* _Task to carry out_:
From the podcast transcript below, extract everything from "And we're off." down to "name is Andy.", copying it word for word.

* _Text shown_:
______
The FractionX Podcast

Is bad leadership the most expensive thing on the planet?

Matthew Warren, Drew Powell Season 1 Episode 7

Have you ever felt the effects of bad leadership? Or, have you ever caught yourself leading poorly and thought, I can do so much better than this? On today's episode we encourage leaders to step into the tension of working on your business when the pressure to stay working in your business is overwhelming. 

Speaker 1:

And we're off. Welcome back to the Fraction X podcast how you doing.

Speaker 2:

I'm wearing the same jacket from last week. You think people will know. I think they're probably assuming that we recorded these at the same time.

Speaker 1:

I was listening to a leader who asked us great question. His name is Andy.

Speaker 2:

He asked us a question You've got to figure out, you're not on first name basis with Andy Stanley. You call him Mr Reverend Stanley.

Speaker 1:

He asked us a question what breaks your heart? And I don't always have a great answer for that. For some people it's like, oh my gosh, it's kids suffering in Africa from food insecurity or AIDS crisis whatever. And sometimes for me, I think bad leadership breaks my heart. You know I think bad leadership is one of the most expensive things in the economy Period. That's right. People capital, actual capital, brand degradation you name it Bad leadership sinks businesses.
______
* _Excerpted records_:
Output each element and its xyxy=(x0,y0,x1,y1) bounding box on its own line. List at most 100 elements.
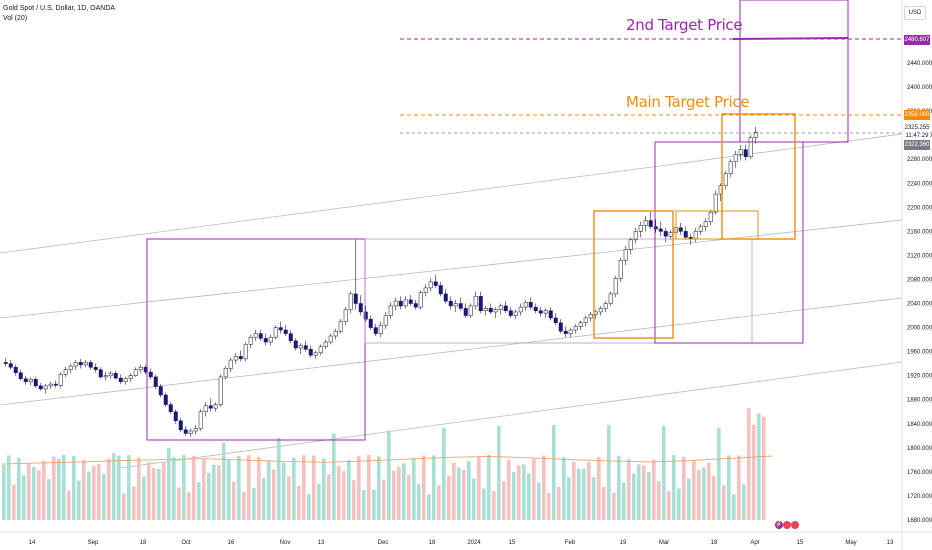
candle-up xyxy=(63,369,68,375)
main-target-label[interactable]: Main Target Price xyxy=(626,93,750,111)
candle-up xyxy=(133,369,138,376)
volume-bar xyxy=(137,457,141,520)
candle-down xyxy=(398,300,403,307)
candle-down xyxy=(358,303,363,313)
volume-bar xyxy=(47,479,51,520)
volume-bar xyxy=(232,481,236,520)
candle-down xyxy=(98,369,103,378)
candle-up xyxy=(668,232,673,237)
candle-down xyxy=(183,429,188,434)
dividends-icon[interactable] xyxy=(791,521,799,529)
volume-bar xyxy=(342,471,346,520)
volume-bar xyxy=(177,487,181,520)
lightning-icon[interactable]: ⚡ xyxy=(775,521,783,529)
candle-down xyxy=(653,226,658,230)
candle-down xyxy=(413,303,418,308)
candle-up xyxy=(418,292,423,308)
candle-up xyxy=(58,374,63,386)
range-box-orange xyxy=(675,210,759,240)
candle-up xyxy=(713,193,718,213)
volume-bar xyxy=(402,463,406,520)
second-target-label[interactable]: 2nd Target Price xyxy=(626,16,743,34)
candle-up xyxy=(243,344,248,360)
candle-up xyxy=(693,231,698,239)
time-tick-label: 13 xyxy=(318,540,325,546)
candle-down xyxy=(743,149,748,158)
volume-bar xyxy=(662,425,666,520)
candle-up xyxy=(708,211,713,222)
volume-bar xyxy=(227,459,231,520)
volume-bar xyxy=(307,493,311,520)
volume-bar xyxy=(252,487,256,520)
time-tick-label: 18 xyxy=(429,540,436,546)
time-tick-label: Feb xyxy=(565,540,576,546)
volume-bar xyxy=(327,474,331,520)
candle-up xyxy=(608,293,613,304)
candle-up xyxy=(138,367,143,370)
price-tick-label: 1880.000 xyxy=(907,398,932,404)
volume-bar xyxy=(192,455,196,520)
volume-bar xyxy=(142,476,146,520)
volume-bar xyxy=(202,459,206,520)
volume-bar xyxy=(352,480,356,520)
volume-bar xyxy=(692,460,696,520)
candle-down xyxy=(503,305,508,311)
candle-up xyxy=(703,221,708,227)
volume-bar xyxy=(2,465,6,520)
volume-bar xyxy=(637,464,641,520)
earnings-icon[interactable] xyxy=(783,521,791,529)
volume-bar xyxy=(72,456,76,520)
volume-bar xyxy=(452,462,456,520)
time-tick-label: 16 xyxy=(228,540,235,546)
candle-up xyxy=(318,346,323,354)
volume-bar xyxy=(12,484,16,520)
candle-up xyxy=(638,225,643,232)
candle-down xyxy=(88,362,93,368)
volume-bar xyxy=(357,456,361,520)
candle-up xyxy=(328,335,333,343)
candle-down xyxy=(533,306,538,311)
candle-up xyxy=(628,239,633,250)
candle-up xyxy=(643,220,648,226)
candle-up xyxy=(738,149,743,155)
candle-down xyxy=(478,296,483,311)
volume-bar xyxy=(762,416,766,520)
volume-bar xyxy=(492,491,496,520)
currency-badge[interactable]: USD xyxy=(904,6,926,20)
candle-up xyxy=(568,329,573,334)
volume-bar xyxy=(92,465,96,520)
volume-bar xyxy=(267,461,271,520)
candle-up xyxy=(698,226,703,232)
symbol-title[interactable]: Gold Spot / U.S. Dollar, 1D, OANDA xyxy=(3,5,116,12)
candle-up xyxy=(728,161,733,174)
candle-up xyxy=(28,379,33,382)
volume-bar xyxy=(397,466,401,520)
candle-down xyxy=(438,285,443,295)
candle-down xyxy=(433,281,438,286)
candle-up xyxy=(268,336,273,343)
volume-bar xyxy=(647,472,651,520)
channel-line xyxy=(0,297,903,406)
candle-up xyxy=(43,385,48,390)
candle-up xyxy=(213,404,218,409)
price-tick-label: 1800.000 xyxy=(907,446,932,452)
time-tick-label: 19 xyxy=(620,540,627,546)
candle-up xyxy=(323,341,328,348)
range-box-purple xyxy=(654,141,804,344)
volume-bar xyxy=(642,465,646,520)
countdown-label: 11:47:29 xyxy=(904,131,930,141)
volume-bar xyxy=(87,471,91,520)
candle-down xyxy=(38,385,43,390)
time-tick-label: 15 xyxy=(797,540,804,546)
candle-up xyxy=(198,411,203,429)
volume-indicator-label[interactable]: Vol (20) xyxy=(3,15,28,22)
volume-bar xyxy=(262,478,266,520)
candle-down xyxy=(353,293,358,304)
volume-bar xyxy=(287,476,291,520)
candle-up xyxy=(48,383,53,387)
candle-down xyxy=(288,333,293,342)
volume-bar xyxy=(127,455,131,520)
candle-down xyxy=(458,303,463,309)
candle-down xyxy=(658,228,663,232)
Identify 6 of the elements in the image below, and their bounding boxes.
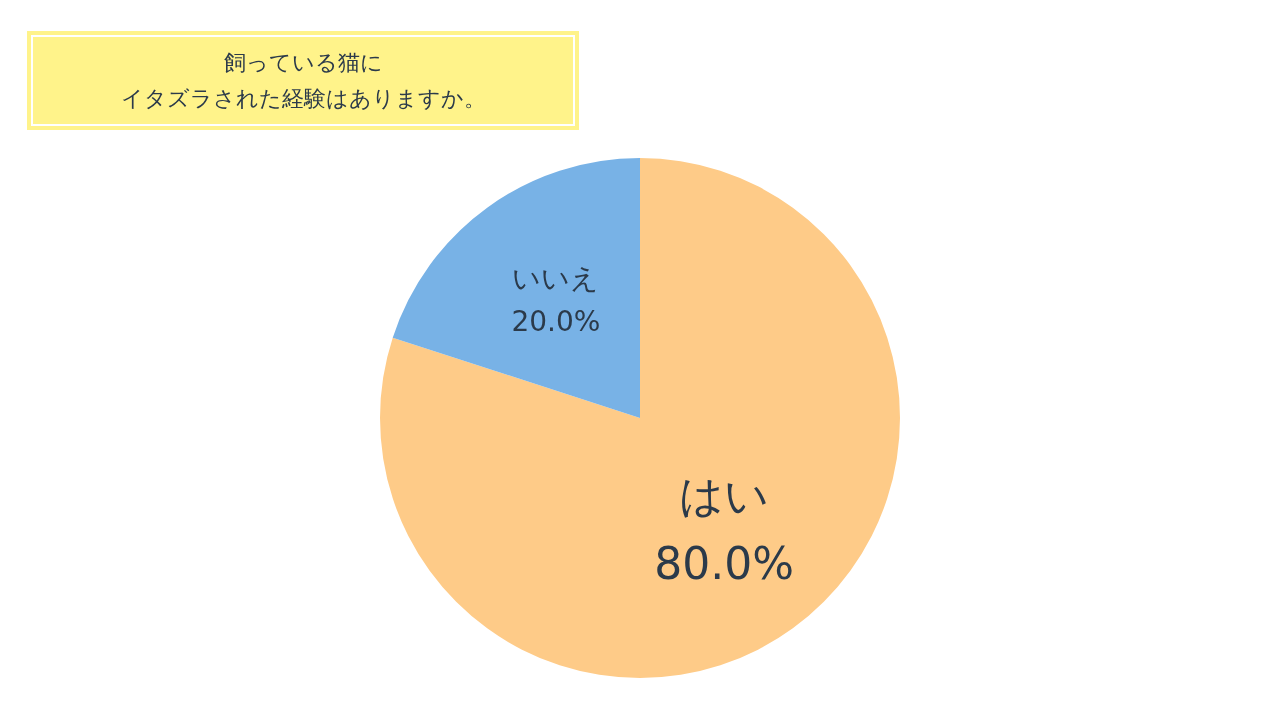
chart-title: 飼っている猫に	[223, 48, 383, 77]
slice-label: いいえ	[512, 261, 600, 295]
data-label: 20.0%	[511, 305, 601, 339]
chart-subtitle: イタズラされた経験はありますか。	[120, 84, 486, 113]
data-label: 80.0%	[654, 538, 794, 590]
slice-label: はい	[679, 470, 770, 522]
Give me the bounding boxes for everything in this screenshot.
______
* _Answer to this problem_:
And we're off. Welcome back to the Fraction X podcast how you doing.

Speaker 2:

I'm wearing the same jacket from last week. You think people will know. I think they're probably assuming that we recorded these at the same time.

Speaker 1:

I was listening to a leader who asked us great question. His name is Andy.